_EXERCISE_.
Give the data below again exactly as it stands. Omit the pictures.

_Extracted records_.
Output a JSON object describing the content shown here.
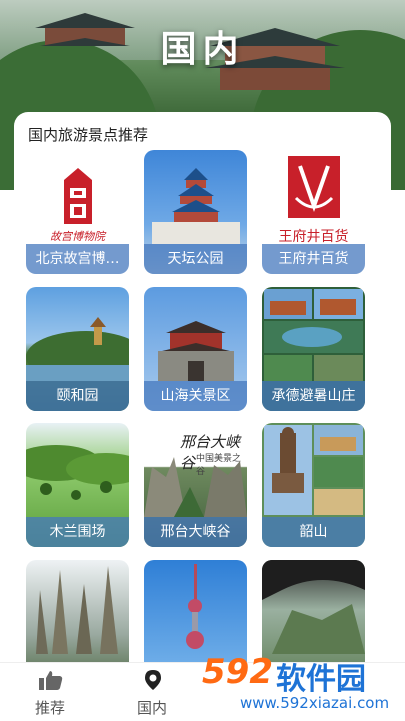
{
  "header": {
    "title": "国内"
  },
  "section": {
    "title": "国内旅游景点推荐"
  },
  "tiles": [
    {
      "label": "北京故宫博…",
      "logo_text": "故宫博物院"
    },
    {
      "label": "天坛公园"
    },
    {
      "label": "王府井百货",
      "logo_text": "王府井百货"
    },
    {
      "label": "颐和园"
    },
    {
      "label": "山海关景区"
    },
    {
      "label": "承德避暑山庄"
    },
    {
      "label": "木兰围场"
    },
    {
      "label": "邢台大峡谷",
      "sign_text": "邢台大峡谷",
      "sign_sub": "中国美景之谷"
    },
    {
      "label": "韶山"
    },
    {
      "label": ""
    },
    {
      "label": ""
    },
    {
      "label": ""
    }
  ],
  "tabbar": {
    "items": [
      {
        "label": "推荐",
        "icon": "thumbs-up-icon"
      },
      {
        "label": "国内",
        "icon": "location-pin-icon"
      }
    ]
  },
  "watermark": {
    "number": "592",
    "name": "软件园",
    "url": "www.592xiazai.com"
  },
  "colors": {
    "label_bg": "#4678be",
    "brand_red": "#c8202a",
    "watermark_orange": "#ff6a13",
    "watermark_blue": "#1e73d6"
  }
}
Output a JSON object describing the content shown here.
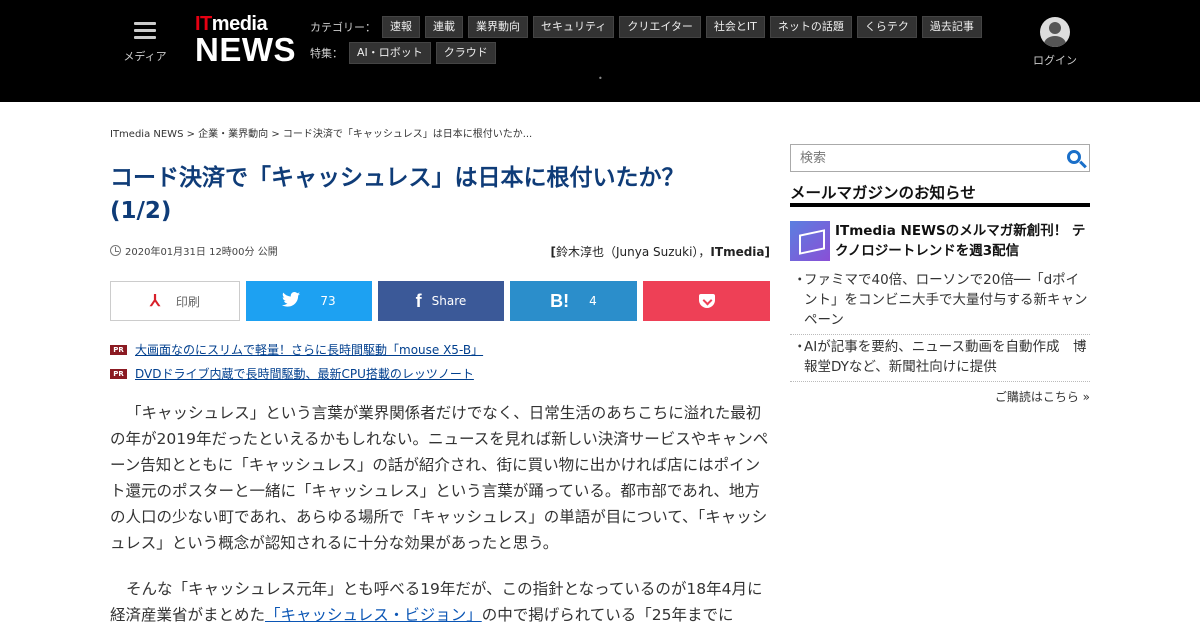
{
  "header": {
    "menu_label": "メディア",
    "logo_it": "IT",
    "logo_media": "media",
    "logo_news": "NEWS",
    "category_label": "カテゴリー：",
    "categories": [
      "速報",
      "連載",
      "業界動向",
      "セキュリティ",
      "クリエイター",
      "社会とIT",
      "ネットの話題",
      "くらテク",
      "過去記事"
    ],
    "feature_label": "特集：",
    "features": [
      "AI・ロボット",
      "クラウド"
    ],
    "login_label": "ログイン"
  },
  "breadcrumb": "ITmedia NEWS > 企業・業界動向 > コード決済で「キャッシュレス」は日本に根付いたか...",
  "article": {
    "title": "コード決済で「キャッシュレス」は日本に根付いたか？ (1/2)",
    "date": "2020年01月31日 12時00分 公開",
    "author_open": "[",
    "author_name": "鈴木淳也（Junya Suzuki）",
    "author_sep": "，",
    "author_outlet": "ITmedia",
    "author_close": "]"
  },
  "share": {
    "print_label": "印刷",
    "twitter_count": "73",
    "facebook_label": "Share",
    "hatena_mark": "B!",
    "hatena_count": "4"
  },
  "pr": {
    "tag": "PR",
    "links": [
      "大画面なのにスリムで軽量！さらに長時間駆動「mouse X5-B」",
      "DVDドライブ内蔵で長時間駆動、最新CPU搭載のレッツノート"
    ]
  },
  "body": {
    "p1": "「キャッシュレス」という言葉が業界関係者だけでなく、日常生活のあちこちに溢れた最初の年が2019年だったといえるかもしれない。ニュースを見れば新しい決済サービスやキャンペーン告知とともに「キャッシュレス」の話が紹介され、街に買い物に出かければ店にはポイント還元のポスターと一緒に「キャッシュレス」という言葉が踊っている。都市部であれ、地方の人口の少ない町であれ、あらゆる場所で「キャッシュレス」の単語が目について、「キャッシュレス」という概念が認知されるに十分な効果があったと思う。",
    "p2_a": "そんな「キャッシュレス元年」とも呼べる19年だが、この指針となっているのが18年4月に経済産業省がまとめた",
    "p2_link": "「キャッシュレス・ビジョン」",
    "p2_b": "の中で掲げられている「25年までに"
  },
  "sidebar": {
    "search_placeholder": "検索",
    "newsletter_heading": "メールマガジンのお知らせ",
    "newsletter_feature": "ITmedia NEWSのメルマガ新創刊！ テクノロジートレンドを週3配信",
    "bullet": "・",
    "items": [
      "ファミマで40倍、ローソンで20倍──「dポイント」をコンビニ大手で大量付与する新キャンペーン",
      "AIが記事を要約、ニュース動画を自動作成　博報堂DYなど、新聞社向けに提供"
    ],
    "more_link": "ご購読はこちら »"
  }
}
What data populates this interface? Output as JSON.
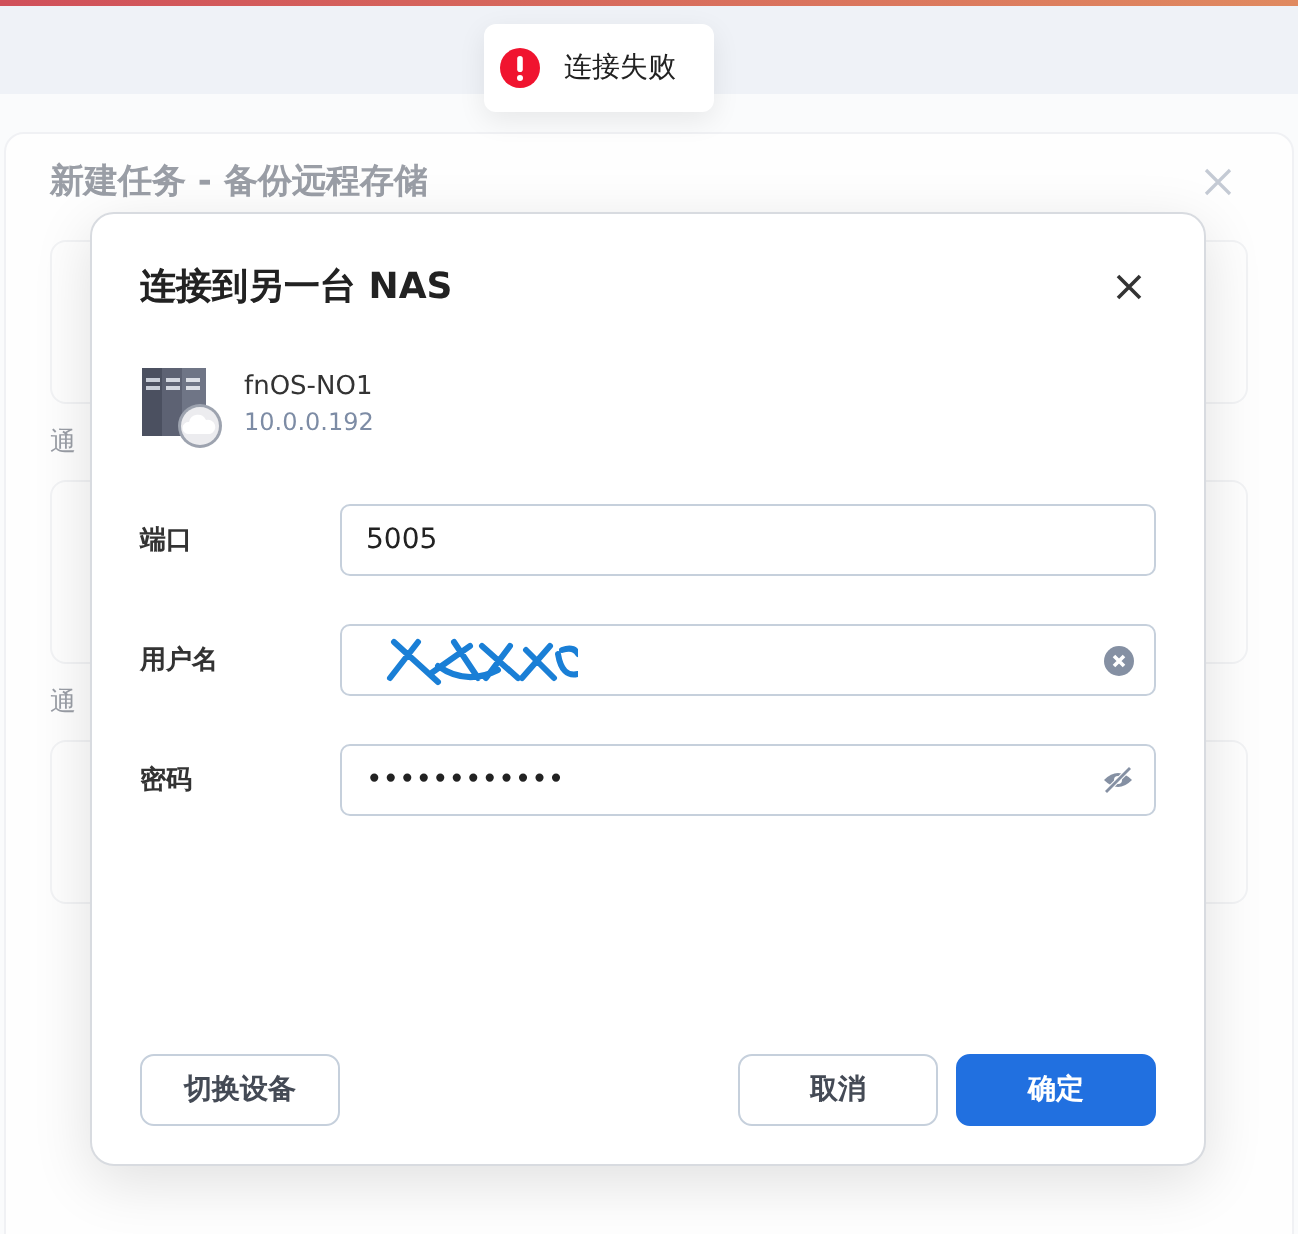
{
  "background_page": {
    "title": "新建任务 - 备份远程存储",
    "section_labels": [
      "通",
      "通"
    ]
  },
  "toast": {
    "kind": "error",
    "message": "连接失败"
  },
  "dialog": {
    "title": "连接到另一台 NAS",
    "device": {
      "name": "fnOS-NO1",
      "address": "10.0.0.192"
    },
    "fields": [
      {
        "label": "端口",
        "kind": "text",
        "value": "5005"
      },
      {
        "label": "用户名",
        "kind": "redacted"
      },
      {
        "label": "密码",
        "kind": "password",
        "value": "••••••••••••"
      }
    ],
    "buttons": [
      {
        "label": "切换设备",
        "kind": "secondary"
      },
      {
        "label": "取消",
        "kind": "secondary"
      },
      {
        "label": "确定",
        "kind": "primary"
      }
    ]
  }
}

_SOLUTION BELOW_.
Output a JSON object describing the content shown here.
{
  "header": {
    "title": "国内"
  },
  "section": {
    "title": "国内旅游景点推荐"
  },
  "tiles": [
    {
      "label": "北京故宫博…",
      "logo_text": "故宫博物院"
    },
    {
      "label": "天坛公园"
    },
    {
      "label": "王府井百货",
      "logo_text": "王府井百货"
    },
    {
      "label": "颐和园"
    },
    {
      "label": "山海关景区"
    },
    {
      "label": "承德避暑山庄"
    },
    {
      "label": "木兰围场"
    },
    {
      "label": "邢台大峡谷",
      "sign_text": "邢台大峡谷",
      "sign_sub": "中国美景之谷"
    },
    {
      "label": "韶山"
    },
    {
      "label": ""
    },
    {
      "label": ""
    },
    {
      "label": ""
    }
  ],
  "tabbar": {
    "items": [
      {
        "label": "推荐",
        "icon": "thumbs-up-icon"
      },
      {
        "label": "国内",
        "icon": "location-pin-icon"
      }
    ]
  },
  "watermark": {
    "number": "592",
    "name": "软件园",
    "url": "www.592xiazai.com"
  },
  "colors": {
    "label_bg": "#4678be",
    "brand_red": "#c8202a",
    "watermark_orange": "#ff6a13",
    "watermark_blue": "#1e73d6"
  }
}
Output a JSON object describing the content shown here.
{
  "header": {
    "menu_label": "メディア",
    "logo_it": "IT",
    "logo_media": "media",
    "logo_news": "NEWS",
    "category_label": "カテゴリー：",
    "categories": [
      "速報",
      "連載",
      "業界動向",
      "セキュリティ",
      "クリエイター",
      "社会とIT",
      "ネットの話題",
      "くらテク",
      "過去記事"
    ],
    "feature_label": "特集：",
    "features": [
      "AI・ロボット",
      "クラウド"
    ],
    "login_label": "ログイン"
  },
  "breadcrumb": "ITmedia NEWS > 企業・業界動向 > コード決済で「キャッシュレス」は日本に根付いたか...",
  "article": {
    "title": "コード決済で「キャッシュレス」は日本に根付いたか？ (1/2)",
    "date": "2020年01月31日 12時00分 公開",
    "author_open": "[",
    "author_name": "鈴木淳也（Junya Suzuki）",
    "author_sep": "，",
    "author_outlet": "ITmedia",
    "author_close": "]"
  },
  "share": {
    "print_label": "印刷",
    "twitter_count": "73",
    "facebook_label": "Share",
    "hatena_mark": "B!",
    "hatena_count": "4"
  },
  "pr": {
    "tag": "PR",
    "links": [
      "大画面なのにスリムで軽量！さらに長時間駆動「mouse X5-B」",
      "DVDドライブ内蔵で長時間駆動、最新CPU搭載のレッツノート"
    ]
  },
  "body": {
    "p1": "「キャッシュレス」という言葉が業界関係者だけでなく、日常生活のあちこちに溢れた最初の年が2019年だったといえるかもしれない。ニュースを見れば新しい決済サービスやキャンペーン告知とともに「キャッシュレス」の話が紹介され、街に買い物に出かければ店にはポイント還元のポスターと一緒に「キャッシュレス」という言葉が踊っている。都市部であれ、地方の人口の少ない町であれ、あらゆる場所で「キャッシュレス」の単語が目について、「キャッシュレス」という概念が認知されるに十分な効果があったと思う。",
    "p2_a": "そんな「キャッシュレス元年」とも呼べる19年だが、この指針となっているのが18年4月に経済産業省がまとめた",
    "p2_link": "「キャッシュレス・ビジョン」",
    "p2_b": "の中で掲げられている「25年までに"
  },
  "sidebar": {
    "search_placeholder": "検索",
    "newsletter_heading": "メールマガジンのお知らせ",
    "newsletter_feature": "ITmedia NEWSのメルマガ新創刊！ テクノロジートレンドを週3配信",
    "bullet": "・",
    "items": [
      "ファミマで40倍、ローソンで20倍──「dポイント」をコンビニ大手で大量付与する新キャンペーン",
      "AIが記事を要約、ニュース動画を自動作成　博報堂DYなど、新聞社向けに提供"
    ],
    "more_link": "ご購読はこちら »"
  }
}
What data populates this interface? Output as JSON.
{
  "background_page": {
    "title": "新建任务 - 备份远程存储",
    "section_labels": [
      "通",
      "通"
    ]
  },
  "toast": {
    "kind": "error",
    "message": "连接失败"
  },
  "dialog": {
    "title": "连接到另一台 NAS",
    "device": {
      "name": "fnOS-NO1",
      "address": "10.0.0.192"
    },
    "fields": [
      {
        "label": "端口",
        "kind": "text",
        "value": "5005"
      },
      {
        "label": "用户名",
        "kind": "redacted"
      },
      {
        "label": "密码",
        "kind": "password",
        "value": "••••••••••••"
      }
    ],
    "buttons": [
      {
        "label": "切换设备",
        "kind": "secondary"
      },
      {
        "label": "取消",
        "kind": "secondary"
      },
      {
        "label": "确定",
        "kind": "primary"
      }
    ]
  }
}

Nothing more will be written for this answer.